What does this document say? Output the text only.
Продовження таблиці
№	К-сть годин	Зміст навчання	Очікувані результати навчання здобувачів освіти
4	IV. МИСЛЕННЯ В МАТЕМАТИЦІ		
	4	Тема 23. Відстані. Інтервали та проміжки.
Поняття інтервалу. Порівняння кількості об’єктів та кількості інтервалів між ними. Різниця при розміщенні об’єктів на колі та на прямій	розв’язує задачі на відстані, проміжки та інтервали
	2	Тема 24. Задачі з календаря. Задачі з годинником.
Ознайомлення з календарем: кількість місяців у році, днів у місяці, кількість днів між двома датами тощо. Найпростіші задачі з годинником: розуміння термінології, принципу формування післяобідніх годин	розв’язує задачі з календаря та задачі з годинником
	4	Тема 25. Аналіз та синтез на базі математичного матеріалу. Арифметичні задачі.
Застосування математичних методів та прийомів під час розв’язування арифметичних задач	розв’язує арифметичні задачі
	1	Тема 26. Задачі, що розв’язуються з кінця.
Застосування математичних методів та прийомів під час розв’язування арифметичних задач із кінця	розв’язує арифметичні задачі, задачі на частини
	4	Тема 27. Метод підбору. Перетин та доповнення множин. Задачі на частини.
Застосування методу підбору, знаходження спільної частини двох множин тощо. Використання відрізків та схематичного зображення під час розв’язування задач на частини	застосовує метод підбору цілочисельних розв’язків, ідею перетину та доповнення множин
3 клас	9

::::::

• Task brief: Using the material above, print every entry exactly as written.

• Full solution:
What does this document say? Output the text only.
Продовження таблиці
№	К-сть годин	Зміст навчання	Очікувані результати навчання здобувачів освіти
4	IV. МИСЛЕННЯ В МАТЕМАТИЦІ		
	4	Тема 23. Відстані. Інтервали та проміжки.
Поняття інтервалу. Порівняння кількості об’єктів та кількості інтервалів між ними. Різниця при розміщенні об’єктів на колі та на прямій	розв’язує задачі на відстані, проміжки та інтервали
	2	Тема 24. Задачі з календаря. Задачі з годинником.
Ознайомлення з календарем: кількість місяців у році, днів у місяці, кількість днів між двома датами тощо. Найпростіші задачі з годинником: розуміння термінології, принципу формування післяобідніх годин	розв’язує задачі з календаря та задачі з годинником
	4	Тема 25. Аналіз та синтез на базі математичного матеріалу. Арифметичні задачі.
Застосування математичних методів та прийомів під час розв’язування арифметичних задач	розв’язує арифметичні задачі
	1	Тема 26. Задачі, що розв’язуються з кінця.
Застосування математичних методів та прийомів під час розв’язування арифметичних задач із кінця	розв’язує арифметичні задачі, задачі на частини
	4	Тема 27. Метод підбору. Перетин та доповнення множин. Задачі на частини.
Застосування методу підбору, знаходження спільної частини двох множин тощо. Використання відрізків та схематичного зображення під час розв’язування задач на частини	застосовує метод підбору цілочисельних розв’язків, ідею перетину та доповнення множин
3 клас	9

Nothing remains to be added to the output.